> **Exercise details**:
Examine each line of the data. Copy those that contain the string "this".

> **Listed records**:
begin
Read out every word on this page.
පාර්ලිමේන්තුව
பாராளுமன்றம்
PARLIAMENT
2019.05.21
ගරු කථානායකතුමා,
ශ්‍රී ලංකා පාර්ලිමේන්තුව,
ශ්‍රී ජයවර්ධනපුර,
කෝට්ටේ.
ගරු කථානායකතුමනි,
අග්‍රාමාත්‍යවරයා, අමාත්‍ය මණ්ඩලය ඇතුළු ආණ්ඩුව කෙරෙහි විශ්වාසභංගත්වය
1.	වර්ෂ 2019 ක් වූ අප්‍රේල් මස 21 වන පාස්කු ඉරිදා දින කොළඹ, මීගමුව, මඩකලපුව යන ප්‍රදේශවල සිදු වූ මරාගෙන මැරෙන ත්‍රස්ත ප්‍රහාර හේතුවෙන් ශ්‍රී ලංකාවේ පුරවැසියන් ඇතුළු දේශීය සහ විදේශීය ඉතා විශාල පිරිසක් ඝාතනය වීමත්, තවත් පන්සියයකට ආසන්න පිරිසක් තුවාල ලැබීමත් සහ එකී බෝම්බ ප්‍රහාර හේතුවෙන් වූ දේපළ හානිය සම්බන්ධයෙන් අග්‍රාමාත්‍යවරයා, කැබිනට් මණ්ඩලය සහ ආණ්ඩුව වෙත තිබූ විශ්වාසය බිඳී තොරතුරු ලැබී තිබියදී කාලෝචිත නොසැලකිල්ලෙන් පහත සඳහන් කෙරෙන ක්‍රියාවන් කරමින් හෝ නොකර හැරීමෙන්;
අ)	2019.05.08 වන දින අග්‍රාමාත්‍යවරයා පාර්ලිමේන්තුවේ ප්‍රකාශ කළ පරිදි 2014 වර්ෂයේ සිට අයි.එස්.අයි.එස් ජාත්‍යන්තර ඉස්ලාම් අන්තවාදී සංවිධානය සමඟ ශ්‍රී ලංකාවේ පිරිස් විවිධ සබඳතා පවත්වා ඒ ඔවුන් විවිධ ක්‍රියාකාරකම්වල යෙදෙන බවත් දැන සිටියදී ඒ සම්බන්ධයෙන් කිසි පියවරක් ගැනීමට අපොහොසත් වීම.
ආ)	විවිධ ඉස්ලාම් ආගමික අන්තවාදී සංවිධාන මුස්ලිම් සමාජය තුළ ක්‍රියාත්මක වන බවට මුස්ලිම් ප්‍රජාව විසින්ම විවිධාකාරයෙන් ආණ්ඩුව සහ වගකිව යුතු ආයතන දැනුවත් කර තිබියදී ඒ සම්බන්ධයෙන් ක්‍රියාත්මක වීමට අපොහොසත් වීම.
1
end
begin
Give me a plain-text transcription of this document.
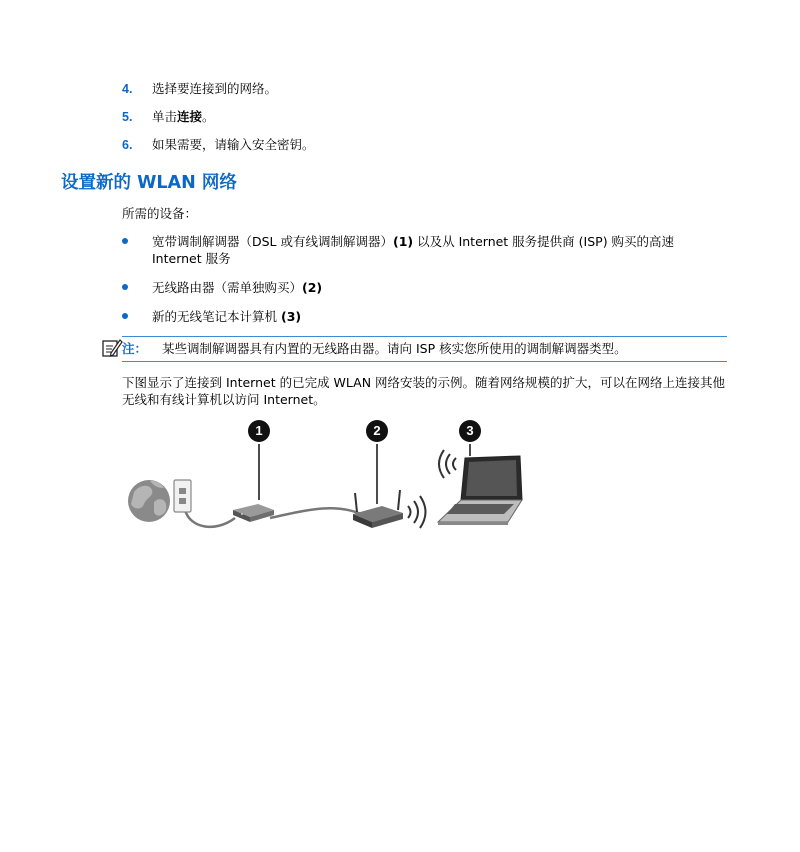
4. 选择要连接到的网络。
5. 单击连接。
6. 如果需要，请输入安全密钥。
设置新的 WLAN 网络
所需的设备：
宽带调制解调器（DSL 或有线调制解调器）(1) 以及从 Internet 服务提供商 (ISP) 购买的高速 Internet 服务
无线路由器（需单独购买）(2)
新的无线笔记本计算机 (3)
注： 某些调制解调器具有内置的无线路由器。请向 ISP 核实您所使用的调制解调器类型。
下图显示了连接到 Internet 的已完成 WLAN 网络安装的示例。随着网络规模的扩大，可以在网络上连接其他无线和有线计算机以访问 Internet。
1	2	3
end
> **Solution**:
Read out every word on this page.
Give me a plain-text transcription of this document.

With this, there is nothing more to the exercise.